What to produce: Each line of the records that includes "Muskel" should be found and copied.
(Beginning of Data under study)
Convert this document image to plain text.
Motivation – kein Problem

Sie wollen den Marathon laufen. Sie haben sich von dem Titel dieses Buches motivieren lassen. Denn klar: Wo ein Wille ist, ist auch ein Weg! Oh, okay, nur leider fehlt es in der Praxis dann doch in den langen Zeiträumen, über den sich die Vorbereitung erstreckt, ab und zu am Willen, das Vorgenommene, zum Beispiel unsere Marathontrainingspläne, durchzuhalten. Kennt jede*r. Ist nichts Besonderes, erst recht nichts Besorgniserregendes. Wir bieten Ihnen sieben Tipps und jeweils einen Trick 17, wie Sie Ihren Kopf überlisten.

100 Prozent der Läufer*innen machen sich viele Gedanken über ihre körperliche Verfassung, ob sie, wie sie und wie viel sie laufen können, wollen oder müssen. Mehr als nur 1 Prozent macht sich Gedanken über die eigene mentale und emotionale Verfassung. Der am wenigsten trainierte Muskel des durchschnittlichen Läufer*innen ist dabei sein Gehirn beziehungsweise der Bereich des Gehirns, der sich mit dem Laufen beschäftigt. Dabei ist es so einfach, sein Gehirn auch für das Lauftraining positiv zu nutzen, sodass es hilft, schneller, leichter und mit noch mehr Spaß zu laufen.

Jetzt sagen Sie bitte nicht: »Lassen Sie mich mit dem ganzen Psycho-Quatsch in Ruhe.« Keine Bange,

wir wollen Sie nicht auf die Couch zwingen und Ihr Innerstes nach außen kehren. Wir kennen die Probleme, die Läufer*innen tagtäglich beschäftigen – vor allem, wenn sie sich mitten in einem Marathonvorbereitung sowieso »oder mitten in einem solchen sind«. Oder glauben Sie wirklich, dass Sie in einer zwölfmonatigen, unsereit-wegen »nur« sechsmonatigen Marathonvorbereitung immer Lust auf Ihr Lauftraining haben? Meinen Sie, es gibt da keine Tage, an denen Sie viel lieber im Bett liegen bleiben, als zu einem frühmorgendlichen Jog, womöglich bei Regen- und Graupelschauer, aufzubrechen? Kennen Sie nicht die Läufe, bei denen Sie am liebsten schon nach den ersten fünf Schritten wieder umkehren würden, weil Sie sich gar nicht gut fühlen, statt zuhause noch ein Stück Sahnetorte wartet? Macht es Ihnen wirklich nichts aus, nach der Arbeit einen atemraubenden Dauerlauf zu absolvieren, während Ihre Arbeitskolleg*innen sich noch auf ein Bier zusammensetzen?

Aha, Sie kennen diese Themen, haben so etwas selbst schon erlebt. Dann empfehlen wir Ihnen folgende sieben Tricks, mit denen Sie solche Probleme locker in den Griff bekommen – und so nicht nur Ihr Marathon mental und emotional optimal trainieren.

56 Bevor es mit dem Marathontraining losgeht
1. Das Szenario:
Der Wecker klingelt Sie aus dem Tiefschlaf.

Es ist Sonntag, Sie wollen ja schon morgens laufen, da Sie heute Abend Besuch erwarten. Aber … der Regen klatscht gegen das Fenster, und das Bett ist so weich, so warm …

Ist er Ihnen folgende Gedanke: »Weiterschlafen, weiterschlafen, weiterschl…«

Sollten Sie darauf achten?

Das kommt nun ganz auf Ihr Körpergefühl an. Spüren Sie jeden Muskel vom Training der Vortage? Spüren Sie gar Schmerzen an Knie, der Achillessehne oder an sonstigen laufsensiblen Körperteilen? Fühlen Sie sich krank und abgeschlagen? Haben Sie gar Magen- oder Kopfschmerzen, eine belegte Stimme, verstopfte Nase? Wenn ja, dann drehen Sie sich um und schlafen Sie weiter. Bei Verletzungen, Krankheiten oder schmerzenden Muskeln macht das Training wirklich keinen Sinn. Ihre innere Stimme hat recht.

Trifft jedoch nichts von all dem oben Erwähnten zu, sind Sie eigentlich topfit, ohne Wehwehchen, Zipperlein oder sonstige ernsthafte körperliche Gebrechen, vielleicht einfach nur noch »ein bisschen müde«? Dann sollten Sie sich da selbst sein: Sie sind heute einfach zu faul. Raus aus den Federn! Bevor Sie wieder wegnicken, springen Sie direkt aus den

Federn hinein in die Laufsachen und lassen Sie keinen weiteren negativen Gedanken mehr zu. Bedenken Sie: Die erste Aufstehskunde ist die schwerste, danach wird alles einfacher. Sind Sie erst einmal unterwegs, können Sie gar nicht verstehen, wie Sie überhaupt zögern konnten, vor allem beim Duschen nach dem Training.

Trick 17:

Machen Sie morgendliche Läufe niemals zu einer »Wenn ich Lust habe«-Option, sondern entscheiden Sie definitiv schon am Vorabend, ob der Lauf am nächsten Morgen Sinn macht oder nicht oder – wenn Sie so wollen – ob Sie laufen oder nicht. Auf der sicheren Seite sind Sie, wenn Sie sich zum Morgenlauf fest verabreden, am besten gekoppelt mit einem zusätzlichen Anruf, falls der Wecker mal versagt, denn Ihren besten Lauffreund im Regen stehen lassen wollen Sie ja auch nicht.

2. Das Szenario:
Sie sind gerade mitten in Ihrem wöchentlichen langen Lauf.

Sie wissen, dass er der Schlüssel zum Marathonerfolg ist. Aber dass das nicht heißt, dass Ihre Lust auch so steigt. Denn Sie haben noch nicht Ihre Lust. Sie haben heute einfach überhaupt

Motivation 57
(End of Data under study)
Written answer:
100 Prozent der Läufer*innen machen sich viele Gedanken über ihre körperliche Verfassung, ob sie, wie sie und wie viel sie laufen können, wollen oder müssen. Mehr als nur 1 Prozent macht sich Gedanken über die eigene mentale und emotionale Verfassung. Der am wenigsten trainierte Muskel des durchschnittlichen Läufer*innen ist dabei sein Gehirn beziehungsweise der Bereich des Gehirns, der sich mit dem Laufen beschäftigt. Dabei ist es so einfach, sein Gehirn auch für das Lauftraining positiv zu nutzen, sodass es hilft, schneller, leichter und mit noch mehr Spaß zu laufen.
Das kommt nun ganz auf Ihr Körpergefühl an. Spüren Sie jeden Muskel vom Training der Vortage? Spüren Sie gar Schmerzen an Knie, der Achillessehne oder an sonstigen laufsensiblen Körperteilen? Fühlen Sie sich krank und abgeschlagen? Haben Sie gar Magen- oder Kopfschmerzen, eine belegte Stimme, verstopfte Nase? Wenn ja, dann drehen Sie sich um und schlafen Sie weiter. Bei Verletzungen, Krankheiten oder schmerzenden Muskeln macht das Training wirklich keinen Sinn. Ihre innere Stimme hat recht.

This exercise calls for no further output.